>>>>
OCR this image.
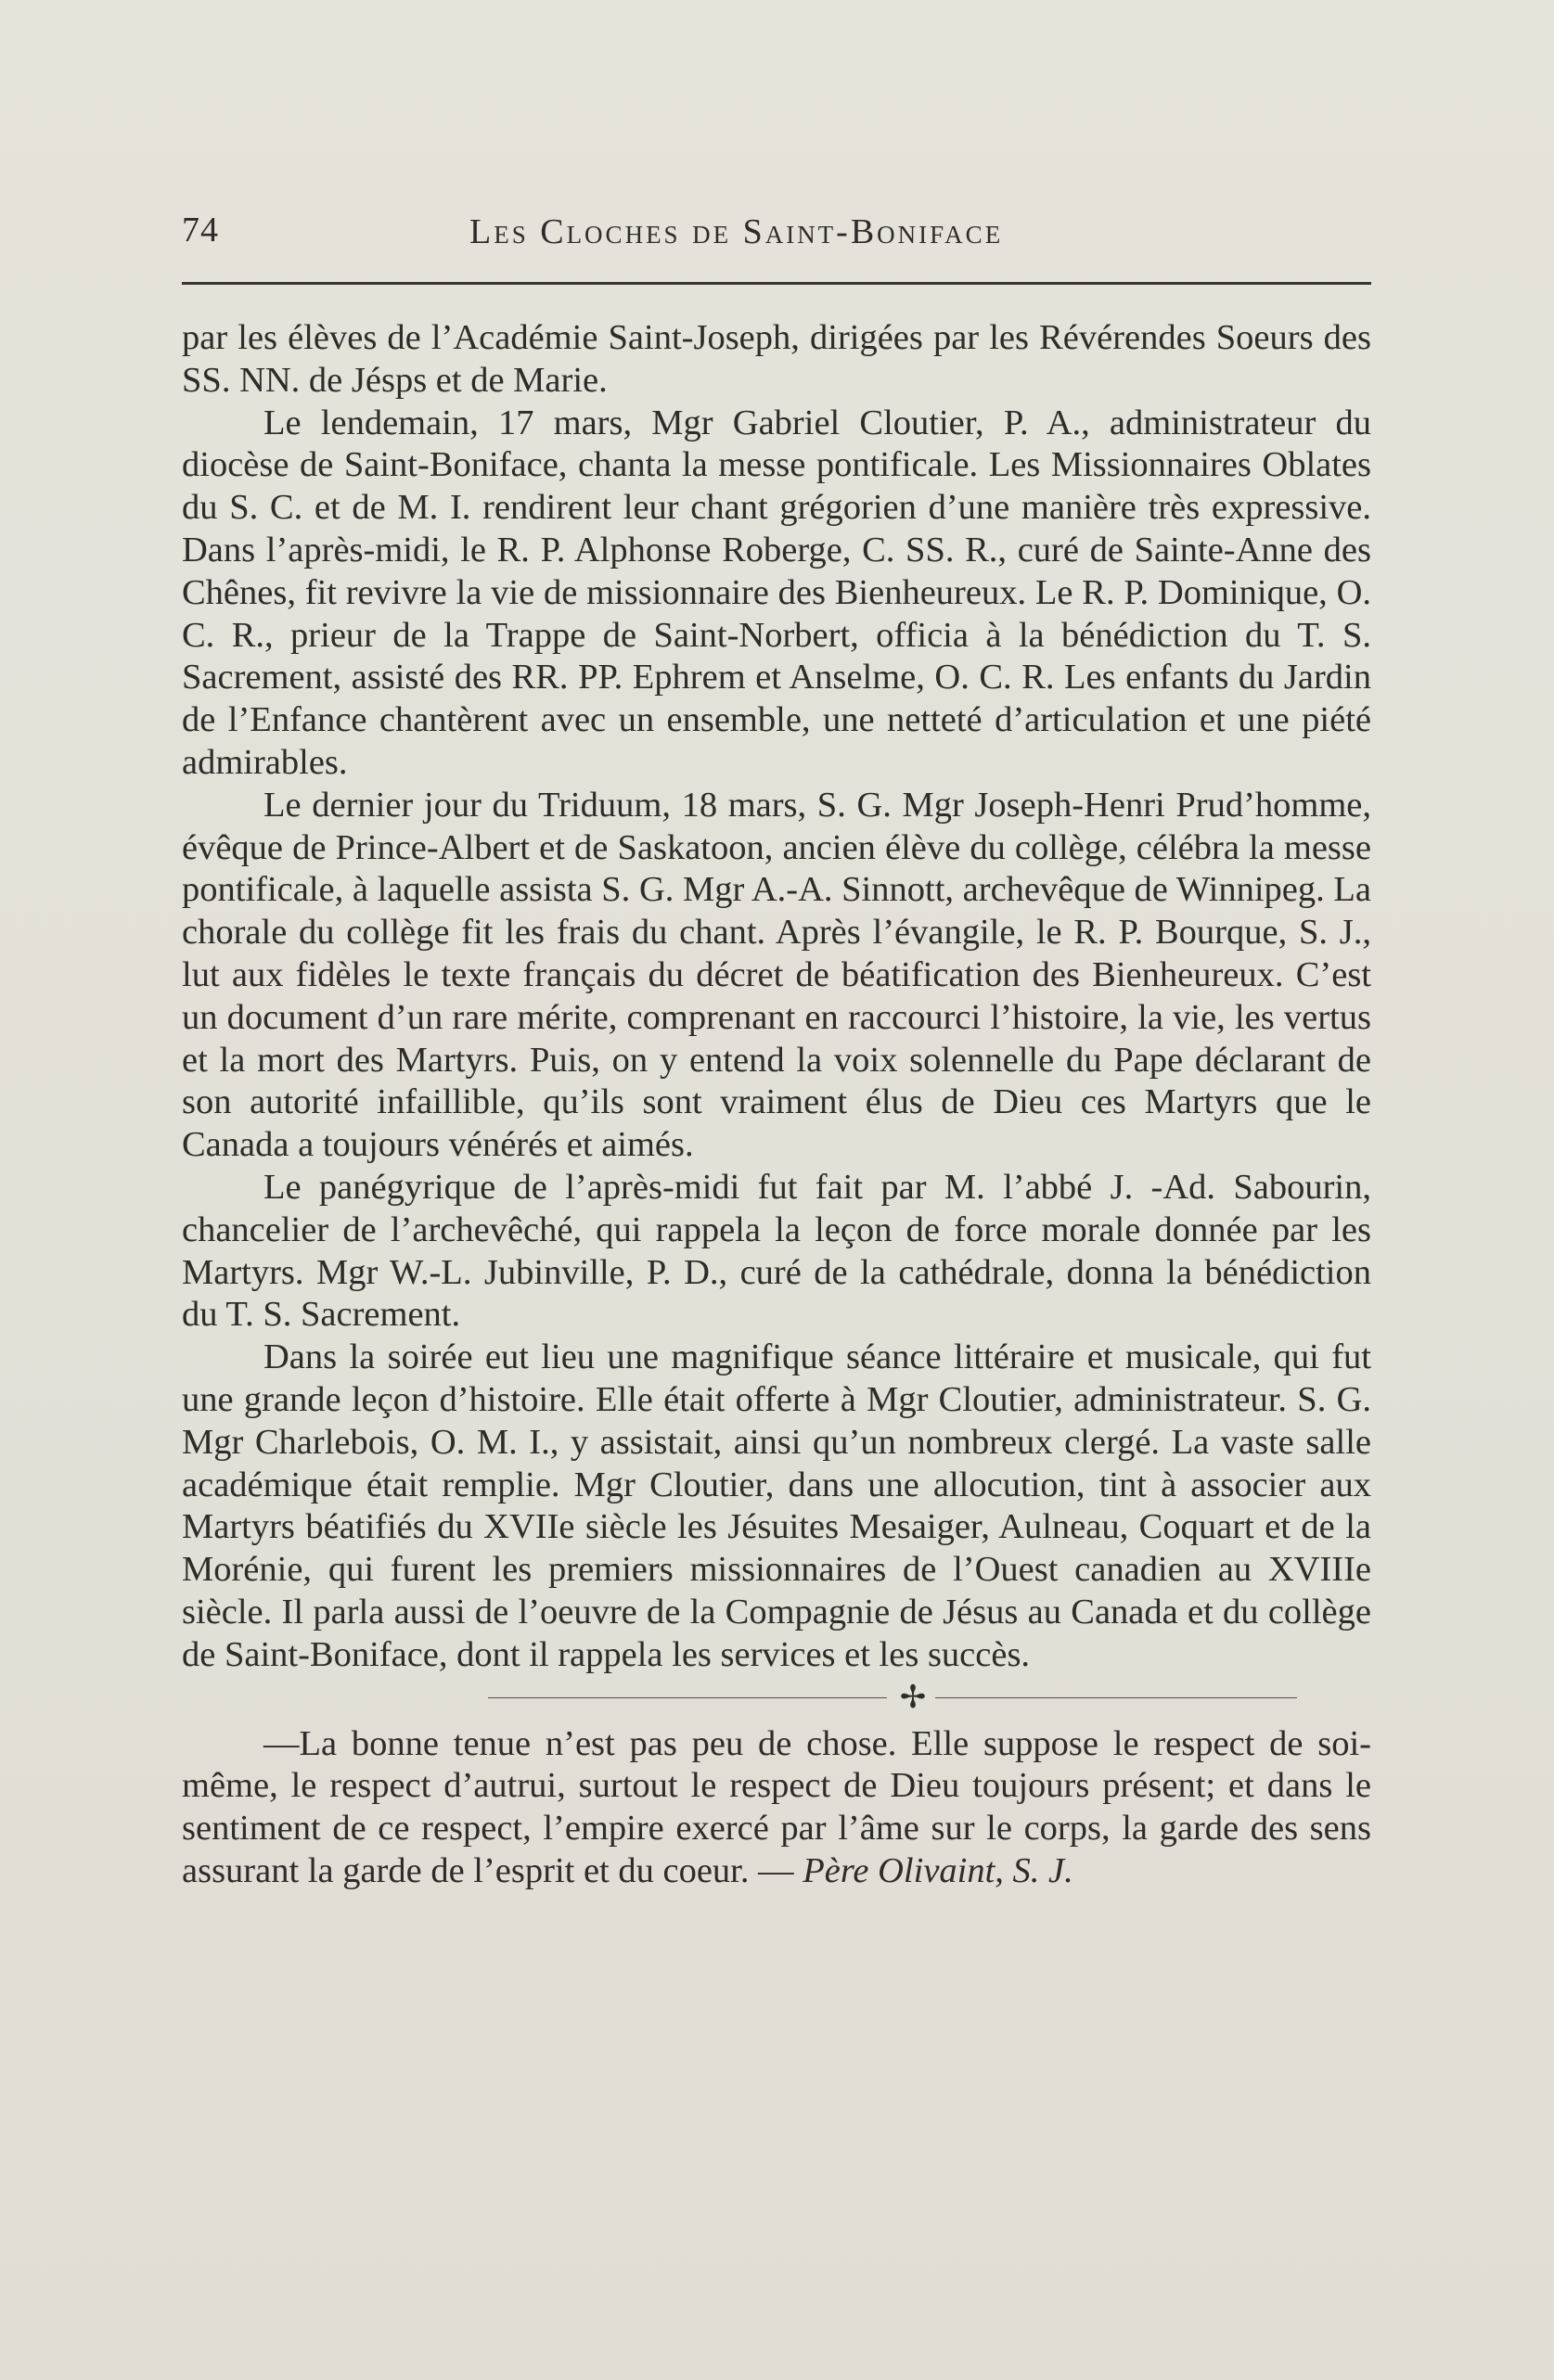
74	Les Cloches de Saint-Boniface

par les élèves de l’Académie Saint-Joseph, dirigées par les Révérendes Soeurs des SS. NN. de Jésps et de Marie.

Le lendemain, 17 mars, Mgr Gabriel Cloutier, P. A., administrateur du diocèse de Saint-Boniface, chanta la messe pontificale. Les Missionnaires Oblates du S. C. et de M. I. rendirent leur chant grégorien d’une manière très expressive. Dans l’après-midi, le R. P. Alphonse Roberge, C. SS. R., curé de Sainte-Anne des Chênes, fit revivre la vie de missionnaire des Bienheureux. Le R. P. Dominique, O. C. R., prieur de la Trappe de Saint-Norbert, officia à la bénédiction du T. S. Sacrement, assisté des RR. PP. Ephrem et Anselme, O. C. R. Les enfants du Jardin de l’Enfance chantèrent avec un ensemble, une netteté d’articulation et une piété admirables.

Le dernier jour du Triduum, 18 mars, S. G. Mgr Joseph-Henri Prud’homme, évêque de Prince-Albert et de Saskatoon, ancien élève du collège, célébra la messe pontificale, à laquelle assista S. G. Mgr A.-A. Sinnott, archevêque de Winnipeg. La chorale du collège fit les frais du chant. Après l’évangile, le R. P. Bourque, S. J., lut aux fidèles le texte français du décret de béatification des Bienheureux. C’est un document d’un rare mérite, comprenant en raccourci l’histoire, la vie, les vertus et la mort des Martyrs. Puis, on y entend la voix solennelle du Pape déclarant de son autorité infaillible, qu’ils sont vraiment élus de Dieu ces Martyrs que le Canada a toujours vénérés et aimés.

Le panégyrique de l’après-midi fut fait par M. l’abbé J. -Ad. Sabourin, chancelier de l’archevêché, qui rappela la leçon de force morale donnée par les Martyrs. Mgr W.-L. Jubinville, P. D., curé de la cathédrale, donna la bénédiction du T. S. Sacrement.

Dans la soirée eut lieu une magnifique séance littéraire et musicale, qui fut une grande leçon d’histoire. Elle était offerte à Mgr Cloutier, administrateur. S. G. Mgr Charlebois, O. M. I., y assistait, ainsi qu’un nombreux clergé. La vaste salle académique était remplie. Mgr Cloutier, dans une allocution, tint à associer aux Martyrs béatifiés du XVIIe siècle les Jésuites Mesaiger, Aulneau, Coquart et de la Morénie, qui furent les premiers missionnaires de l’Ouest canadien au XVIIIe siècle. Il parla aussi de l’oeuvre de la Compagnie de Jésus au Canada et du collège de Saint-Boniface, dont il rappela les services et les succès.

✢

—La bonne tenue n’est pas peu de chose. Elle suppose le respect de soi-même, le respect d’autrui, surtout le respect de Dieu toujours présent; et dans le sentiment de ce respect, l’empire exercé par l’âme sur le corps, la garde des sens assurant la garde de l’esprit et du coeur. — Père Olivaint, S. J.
<<<<
>>>>
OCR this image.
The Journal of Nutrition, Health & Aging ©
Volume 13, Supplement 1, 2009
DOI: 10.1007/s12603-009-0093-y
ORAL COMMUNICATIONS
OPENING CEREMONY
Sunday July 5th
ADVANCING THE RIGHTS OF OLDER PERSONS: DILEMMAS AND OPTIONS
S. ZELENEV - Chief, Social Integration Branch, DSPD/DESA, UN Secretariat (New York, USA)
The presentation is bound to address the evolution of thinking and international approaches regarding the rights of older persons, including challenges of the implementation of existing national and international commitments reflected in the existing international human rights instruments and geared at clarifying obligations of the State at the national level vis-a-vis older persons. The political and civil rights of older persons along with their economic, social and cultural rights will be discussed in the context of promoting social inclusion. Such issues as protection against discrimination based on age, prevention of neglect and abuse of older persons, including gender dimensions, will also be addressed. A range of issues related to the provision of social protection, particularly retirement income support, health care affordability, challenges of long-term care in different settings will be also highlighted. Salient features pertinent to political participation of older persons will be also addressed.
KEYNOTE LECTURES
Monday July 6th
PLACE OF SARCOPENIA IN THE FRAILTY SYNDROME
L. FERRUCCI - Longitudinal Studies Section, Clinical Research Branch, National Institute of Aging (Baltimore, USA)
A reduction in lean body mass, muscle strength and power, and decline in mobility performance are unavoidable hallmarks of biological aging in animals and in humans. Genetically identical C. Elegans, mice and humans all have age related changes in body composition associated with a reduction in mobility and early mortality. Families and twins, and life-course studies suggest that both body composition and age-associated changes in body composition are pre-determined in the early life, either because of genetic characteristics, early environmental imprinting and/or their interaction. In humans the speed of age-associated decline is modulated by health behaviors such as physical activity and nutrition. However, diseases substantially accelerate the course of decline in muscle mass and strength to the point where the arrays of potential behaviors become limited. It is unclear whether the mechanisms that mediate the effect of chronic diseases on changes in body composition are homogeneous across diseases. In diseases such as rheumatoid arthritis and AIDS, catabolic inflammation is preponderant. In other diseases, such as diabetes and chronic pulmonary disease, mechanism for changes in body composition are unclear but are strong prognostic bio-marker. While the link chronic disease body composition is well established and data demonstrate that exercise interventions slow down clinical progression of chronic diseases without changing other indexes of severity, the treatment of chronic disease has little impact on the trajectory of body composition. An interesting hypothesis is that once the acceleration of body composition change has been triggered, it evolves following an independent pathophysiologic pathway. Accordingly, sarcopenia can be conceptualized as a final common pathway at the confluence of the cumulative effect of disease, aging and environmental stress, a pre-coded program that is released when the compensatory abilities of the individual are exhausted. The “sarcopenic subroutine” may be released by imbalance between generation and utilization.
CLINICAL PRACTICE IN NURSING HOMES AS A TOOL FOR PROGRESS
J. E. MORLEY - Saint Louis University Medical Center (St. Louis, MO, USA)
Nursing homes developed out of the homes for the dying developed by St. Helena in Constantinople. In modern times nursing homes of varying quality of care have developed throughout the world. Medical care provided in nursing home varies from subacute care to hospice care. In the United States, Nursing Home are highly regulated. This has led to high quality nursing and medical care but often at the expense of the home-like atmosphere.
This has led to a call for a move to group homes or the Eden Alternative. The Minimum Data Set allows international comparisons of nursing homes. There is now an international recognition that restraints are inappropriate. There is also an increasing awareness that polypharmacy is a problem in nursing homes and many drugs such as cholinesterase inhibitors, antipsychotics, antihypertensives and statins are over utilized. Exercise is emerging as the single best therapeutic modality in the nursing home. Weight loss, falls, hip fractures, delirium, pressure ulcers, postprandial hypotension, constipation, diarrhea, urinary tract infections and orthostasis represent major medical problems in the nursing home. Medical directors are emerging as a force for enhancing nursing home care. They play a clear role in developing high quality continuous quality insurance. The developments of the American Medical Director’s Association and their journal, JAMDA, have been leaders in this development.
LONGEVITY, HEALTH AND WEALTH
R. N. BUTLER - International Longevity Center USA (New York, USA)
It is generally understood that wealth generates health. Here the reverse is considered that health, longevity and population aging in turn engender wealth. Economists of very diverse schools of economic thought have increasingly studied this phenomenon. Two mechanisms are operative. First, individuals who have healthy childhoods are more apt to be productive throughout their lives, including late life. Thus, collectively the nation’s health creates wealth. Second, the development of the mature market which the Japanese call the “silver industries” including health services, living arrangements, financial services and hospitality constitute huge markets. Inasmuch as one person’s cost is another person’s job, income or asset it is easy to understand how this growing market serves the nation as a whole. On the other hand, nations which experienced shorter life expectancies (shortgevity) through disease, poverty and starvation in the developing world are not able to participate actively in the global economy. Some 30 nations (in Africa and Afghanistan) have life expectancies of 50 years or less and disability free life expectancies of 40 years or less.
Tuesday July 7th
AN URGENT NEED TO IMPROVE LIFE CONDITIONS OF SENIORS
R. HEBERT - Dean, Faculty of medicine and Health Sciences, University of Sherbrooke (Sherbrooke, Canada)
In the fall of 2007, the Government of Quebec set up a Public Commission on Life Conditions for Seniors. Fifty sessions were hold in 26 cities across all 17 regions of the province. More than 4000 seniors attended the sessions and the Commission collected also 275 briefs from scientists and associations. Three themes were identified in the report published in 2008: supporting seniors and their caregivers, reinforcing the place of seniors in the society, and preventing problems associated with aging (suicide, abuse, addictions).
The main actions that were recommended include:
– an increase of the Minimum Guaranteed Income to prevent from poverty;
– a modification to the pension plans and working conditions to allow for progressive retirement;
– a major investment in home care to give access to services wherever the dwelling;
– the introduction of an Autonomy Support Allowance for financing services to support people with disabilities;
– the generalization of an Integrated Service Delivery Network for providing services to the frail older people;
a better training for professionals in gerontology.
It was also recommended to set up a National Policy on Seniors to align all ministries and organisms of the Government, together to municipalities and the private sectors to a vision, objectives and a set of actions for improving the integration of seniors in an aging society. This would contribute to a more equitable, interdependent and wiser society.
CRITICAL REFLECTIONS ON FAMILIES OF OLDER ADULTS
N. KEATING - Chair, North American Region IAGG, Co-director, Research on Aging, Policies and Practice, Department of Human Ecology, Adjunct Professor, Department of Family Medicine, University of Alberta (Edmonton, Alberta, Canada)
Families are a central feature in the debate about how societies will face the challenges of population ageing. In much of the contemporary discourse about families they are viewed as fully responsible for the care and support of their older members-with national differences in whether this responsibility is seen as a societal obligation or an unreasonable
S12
<<<<
>>>>
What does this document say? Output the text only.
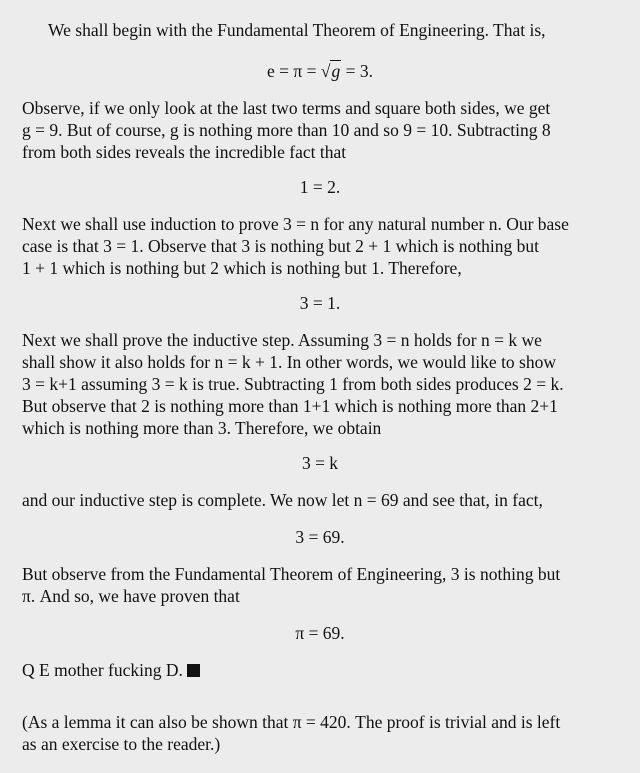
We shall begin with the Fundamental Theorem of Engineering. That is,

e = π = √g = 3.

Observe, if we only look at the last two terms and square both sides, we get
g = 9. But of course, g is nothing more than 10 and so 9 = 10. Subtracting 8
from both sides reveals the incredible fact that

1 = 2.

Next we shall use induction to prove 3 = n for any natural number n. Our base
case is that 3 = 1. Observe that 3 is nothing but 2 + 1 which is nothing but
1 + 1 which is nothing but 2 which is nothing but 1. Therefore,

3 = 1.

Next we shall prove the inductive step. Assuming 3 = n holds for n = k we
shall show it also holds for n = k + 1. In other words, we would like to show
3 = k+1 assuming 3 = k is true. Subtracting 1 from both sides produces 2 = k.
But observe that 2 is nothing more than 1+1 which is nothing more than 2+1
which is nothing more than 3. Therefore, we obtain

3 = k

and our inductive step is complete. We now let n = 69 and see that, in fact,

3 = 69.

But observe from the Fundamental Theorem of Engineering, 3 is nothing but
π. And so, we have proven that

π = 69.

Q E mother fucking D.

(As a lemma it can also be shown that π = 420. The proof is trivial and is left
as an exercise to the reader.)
<<<<
Lines holding the word "people" should be counted across the entries; state only how many there are.

_RESULT BELOW_
2